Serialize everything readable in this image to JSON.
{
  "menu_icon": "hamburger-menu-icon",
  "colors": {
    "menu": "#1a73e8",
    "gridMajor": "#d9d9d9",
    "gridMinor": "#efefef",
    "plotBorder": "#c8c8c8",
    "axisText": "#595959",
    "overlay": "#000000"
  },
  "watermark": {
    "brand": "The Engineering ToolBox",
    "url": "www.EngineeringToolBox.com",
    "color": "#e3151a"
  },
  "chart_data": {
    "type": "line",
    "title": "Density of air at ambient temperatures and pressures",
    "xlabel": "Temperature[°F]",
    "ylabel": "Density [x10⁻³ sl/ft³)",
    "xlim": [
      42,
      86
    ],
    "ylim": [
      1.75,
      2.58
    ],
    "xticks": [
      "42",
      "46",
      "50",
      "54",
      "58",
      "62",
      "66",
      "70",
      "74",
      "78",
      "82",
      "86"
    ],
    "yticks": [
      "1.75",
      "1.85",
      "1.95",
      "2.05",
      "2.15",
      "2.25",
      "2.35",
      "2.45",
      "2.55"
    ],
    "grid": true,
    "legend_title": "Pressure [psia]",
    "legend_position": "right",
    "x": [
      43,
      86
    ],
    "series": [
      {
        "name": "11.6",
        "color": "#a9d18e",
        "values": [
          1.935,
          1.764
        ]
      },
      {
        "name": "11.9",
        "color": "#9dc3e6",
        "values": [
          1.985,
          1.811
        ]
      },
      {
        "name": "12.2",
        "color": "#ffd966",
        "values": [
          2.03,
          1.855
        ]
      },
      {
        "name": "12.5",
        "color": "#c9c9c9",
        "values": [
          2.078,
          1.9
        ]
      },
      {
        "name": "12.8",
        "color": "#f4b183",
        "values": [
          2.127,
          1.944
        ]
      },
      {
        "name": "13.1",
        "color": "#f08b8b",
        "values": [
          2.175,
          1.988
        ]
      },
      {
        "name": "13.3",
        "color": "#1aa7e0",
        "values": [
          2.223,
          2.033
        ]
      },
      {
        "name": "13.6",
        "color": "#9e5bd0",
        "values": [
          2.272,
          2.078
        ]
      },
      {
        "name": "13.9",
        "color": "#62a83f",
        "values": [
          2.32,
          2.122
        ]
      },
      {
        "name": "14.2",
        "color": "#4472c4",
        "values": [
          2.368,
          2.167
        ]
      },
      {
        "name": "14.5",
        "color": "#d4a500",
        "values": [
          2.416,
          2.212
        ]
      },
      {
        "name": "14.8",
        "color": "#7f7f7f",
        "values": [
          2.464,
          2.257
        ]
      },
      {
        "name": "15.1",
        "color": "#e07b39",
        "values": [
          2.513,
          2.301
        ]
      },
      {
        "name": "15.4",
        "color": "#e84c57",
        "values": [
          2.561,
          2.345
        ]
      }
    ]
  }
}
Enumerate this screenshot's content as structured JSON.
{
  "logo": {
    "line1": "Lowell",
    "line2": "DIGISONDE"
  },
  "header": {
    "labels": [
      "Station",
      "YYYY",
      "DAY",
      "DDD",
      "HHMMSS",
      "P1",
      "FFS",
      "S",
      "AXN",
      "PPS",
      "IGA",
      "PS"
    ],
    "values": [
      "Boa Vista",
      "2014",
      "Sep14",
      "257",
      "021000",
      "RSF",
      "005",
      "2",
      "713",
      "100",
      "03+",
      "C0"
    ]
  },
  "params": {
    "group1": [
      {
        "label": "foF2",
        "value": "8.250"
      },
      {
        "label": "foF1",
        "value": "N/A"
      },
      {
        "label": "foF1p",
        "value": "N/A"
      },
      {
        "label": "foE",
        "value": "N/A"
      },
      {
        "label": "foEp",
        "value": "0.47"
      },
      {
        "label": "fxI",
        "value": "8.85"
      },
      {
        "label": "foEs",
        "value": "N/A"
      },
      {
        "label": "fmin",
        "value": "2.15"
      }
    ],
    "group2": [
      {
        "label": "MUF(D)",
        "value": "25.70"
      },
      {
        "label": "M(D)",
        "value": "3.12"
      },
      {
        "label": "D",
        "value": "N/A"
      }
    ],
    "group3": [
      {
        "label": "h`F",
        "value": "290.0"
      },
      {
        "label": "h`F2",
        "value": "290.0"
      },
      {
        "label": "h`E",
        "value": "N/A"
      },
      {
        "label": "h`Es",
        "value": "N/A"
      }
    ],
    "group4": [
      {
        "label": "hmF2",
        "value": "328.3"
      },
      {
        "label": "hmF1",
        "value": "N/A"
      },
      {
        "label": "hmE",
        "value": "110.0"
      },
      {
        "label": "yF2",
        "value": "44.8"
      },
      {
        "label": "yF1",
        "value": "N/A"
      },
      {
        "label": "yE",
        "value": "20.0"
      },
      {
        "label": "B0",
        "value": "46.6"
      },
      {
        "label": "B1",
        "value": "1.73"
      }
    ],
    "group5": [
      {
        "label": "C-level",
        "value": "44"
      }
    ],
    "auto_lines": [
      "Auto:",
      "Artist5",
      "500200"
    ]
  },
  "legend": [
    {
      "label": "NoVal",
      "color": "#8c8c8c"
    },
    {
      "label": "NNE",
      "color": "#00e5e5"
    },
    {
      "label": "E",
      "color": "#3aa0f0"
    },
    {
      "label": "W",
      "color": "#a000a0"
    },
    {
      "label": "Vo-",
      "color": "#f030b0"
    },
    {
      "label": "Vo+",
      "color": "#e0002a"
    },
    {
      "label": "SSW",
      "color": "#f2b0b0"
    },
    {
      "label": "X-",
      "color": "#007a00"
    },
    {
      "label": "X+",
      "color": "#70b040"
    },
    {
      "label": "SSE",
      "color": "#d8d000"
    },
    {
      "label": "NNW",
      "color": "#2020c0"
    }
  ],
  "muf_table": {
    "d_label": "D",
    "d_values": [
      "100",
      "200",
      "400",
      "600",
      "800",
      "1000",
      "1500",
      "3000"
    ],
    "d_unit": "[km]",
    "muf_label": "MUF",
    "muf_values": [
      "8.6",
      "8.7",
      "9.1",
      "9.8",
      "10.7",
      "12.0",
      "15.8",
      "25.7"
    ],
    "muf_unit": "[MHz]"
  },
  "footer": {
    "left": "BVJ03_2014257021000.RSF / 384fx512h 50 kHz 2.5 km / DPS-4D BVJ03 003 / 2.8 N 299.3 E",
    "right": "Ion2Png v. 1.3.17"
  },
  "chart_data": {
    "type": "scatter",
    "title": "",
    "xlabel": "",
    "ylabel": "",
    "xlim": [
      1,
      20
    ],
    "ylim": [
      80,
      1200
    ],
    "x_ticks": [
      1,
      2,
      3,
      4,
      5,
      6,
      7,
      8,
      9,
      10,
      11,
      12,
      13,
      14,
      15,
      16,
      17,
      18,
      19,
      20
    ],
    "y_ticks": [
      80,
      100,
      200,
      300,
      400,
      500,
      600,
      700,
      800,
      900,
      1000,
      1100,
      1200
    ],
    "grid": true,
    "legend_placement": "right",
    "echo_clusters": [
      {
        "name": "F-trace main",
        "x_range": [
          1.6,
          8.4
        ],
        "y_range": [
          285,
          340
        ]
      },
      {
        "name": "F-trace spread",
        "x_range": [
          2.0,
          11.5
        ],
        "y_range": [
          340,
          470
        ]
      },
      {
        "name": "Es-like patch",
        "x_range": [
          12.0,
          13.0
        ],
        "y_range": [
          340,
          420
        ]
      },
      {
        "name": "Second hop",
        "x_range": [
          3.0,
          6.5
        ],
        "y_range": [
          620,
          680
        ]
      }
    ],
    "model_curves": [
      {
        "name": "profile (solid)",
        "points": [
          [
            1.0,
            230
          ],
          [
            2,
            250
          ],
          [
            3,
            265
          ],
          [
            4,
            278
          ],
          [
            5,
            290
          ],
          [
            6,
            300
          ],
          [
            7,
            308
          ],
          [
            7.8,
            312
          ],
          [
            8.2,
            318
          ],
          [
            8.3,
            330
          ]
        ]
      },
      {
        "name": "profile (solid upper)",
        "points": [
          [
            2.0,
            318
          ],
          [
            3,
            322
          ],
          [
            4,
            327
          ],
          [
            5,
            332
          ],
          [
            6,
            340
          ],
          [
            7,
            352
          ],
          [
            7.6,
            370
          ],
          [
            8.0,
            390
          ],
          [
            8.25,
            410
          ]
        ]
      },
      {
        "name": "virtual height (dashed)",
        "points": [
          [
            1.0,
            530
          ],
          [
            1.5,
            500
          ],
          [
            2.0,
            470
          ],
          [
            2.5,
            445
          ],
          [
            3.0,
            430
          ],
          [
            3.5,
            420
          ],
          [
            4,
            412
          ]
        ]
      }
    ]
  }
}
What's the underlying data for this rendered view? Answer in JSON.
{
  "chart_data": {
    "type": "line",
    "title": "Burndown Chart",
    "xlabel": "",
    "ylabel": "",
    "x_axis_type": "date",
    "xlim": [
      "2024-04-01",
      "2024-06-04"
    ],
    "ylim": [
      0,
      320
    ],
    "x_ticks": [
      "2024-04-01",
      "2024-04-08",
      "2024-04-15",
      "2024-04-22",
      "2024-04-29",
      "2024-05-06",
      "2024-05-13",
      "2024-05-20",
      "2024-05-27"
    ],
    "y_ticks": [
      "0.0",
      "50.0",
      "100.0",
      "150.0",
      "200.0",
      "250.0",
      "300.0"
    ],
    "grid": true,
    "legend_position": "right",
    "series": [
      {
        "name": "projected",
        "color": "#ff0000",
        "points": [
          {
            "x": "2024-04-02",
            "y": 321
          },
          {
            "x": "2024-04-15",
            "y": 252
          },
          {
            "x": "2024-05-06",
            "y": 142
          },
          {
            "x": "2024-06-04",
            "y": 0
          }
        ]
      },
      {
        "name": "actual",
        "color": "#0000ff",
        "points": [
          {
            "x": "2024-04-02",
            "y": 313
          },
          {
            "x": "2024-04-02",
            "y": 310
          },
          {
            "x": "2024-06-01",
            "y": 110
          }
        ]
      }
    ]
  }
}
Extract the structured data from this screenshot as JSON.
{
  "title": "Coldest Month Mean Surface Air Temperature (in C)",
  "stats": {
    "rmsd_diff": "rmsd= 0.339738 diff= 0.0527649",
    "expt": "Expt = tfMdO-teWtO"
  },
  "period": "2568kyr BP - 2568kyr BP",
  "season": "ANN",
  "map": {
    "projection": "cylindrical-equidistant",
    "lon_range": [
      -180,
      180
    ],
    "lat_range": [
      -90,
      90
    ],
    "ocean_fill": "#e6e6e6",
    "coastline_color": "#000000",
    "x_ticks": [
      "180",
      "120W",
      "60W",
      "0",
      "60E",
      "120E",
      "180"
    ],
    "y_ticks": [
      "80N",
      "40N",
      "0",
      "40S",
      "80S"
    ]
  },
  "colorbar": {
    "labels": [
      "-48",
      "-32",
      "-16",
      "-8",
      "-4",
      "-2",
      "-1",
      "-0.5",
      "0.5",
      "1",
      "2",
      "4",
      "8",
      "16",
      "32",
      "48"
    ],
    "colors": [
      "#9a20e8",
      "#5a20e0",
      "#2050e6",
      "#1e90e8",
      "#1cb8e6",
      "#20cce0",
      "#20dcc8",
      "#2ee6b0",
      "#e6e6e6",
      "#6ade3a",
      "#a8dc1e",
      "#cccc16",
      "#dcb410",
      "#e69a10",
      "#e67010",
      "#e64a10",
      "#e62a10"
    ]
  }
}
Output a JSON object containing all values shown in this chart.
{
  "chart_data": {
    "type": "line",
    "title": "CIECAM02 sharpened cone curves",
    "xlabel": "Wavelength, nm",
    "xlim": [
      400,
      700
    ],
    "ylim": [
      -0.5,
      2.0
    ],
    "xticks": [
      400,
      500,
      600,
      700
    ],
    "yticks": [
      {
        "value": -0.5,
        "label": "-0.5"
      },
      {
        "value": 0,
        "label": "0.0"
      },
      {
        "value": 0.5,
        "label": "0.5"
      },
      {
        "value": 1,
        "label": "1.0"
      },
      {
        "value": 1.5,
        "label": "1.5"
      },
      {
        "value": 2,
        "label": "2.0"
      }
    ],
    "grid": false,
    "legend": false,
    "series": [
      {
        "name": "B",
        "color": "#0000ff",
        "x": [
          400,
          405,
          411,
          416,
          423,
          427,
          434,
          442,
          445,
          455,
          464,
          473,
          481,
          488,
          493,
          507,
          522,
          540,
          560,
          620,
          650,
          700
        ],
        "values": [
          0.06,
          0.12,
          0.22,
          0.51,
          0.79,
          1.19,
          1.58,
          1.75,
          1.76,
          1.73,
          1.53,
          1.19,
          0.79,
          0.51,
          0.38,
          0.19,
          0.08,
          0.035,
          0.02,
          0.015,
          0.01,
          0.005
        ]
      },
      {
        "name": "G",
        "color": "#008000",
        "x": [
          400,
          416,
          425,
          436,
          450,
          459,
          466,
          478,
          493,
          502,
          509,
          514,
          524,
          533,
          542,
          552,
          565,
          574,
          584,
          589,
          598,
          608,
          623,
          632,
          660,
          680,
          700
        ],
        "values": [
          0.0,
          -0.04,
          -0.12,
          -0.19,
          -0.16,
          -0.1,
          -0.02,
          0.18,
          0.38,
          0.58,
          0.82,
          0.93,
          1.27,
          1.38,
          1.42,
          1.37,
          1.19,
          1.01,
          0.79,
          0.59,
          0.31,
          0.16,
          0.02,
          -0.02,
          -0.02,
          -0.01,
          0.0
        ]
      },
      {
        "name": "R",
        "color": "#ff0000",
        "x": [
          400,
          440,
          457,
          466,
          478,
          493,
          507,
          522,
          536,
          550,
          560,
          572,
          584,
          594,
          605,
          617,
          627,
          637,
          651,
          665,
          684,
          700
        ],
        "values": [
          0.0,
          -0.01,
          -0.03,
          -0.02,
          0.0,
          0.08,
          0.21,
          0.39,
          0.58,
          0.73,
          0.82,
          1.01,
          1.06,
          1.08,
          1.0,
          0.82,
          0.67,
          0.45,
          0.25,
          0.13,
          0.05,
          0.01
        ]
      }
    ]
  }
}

= = = =

> TASK DIRECTIONS: Using the material above, copy every line in which the string "trace" occurs.

> OUTPUT BELOW:
        "name": "F-trace main",
        "name": "F-trace spread",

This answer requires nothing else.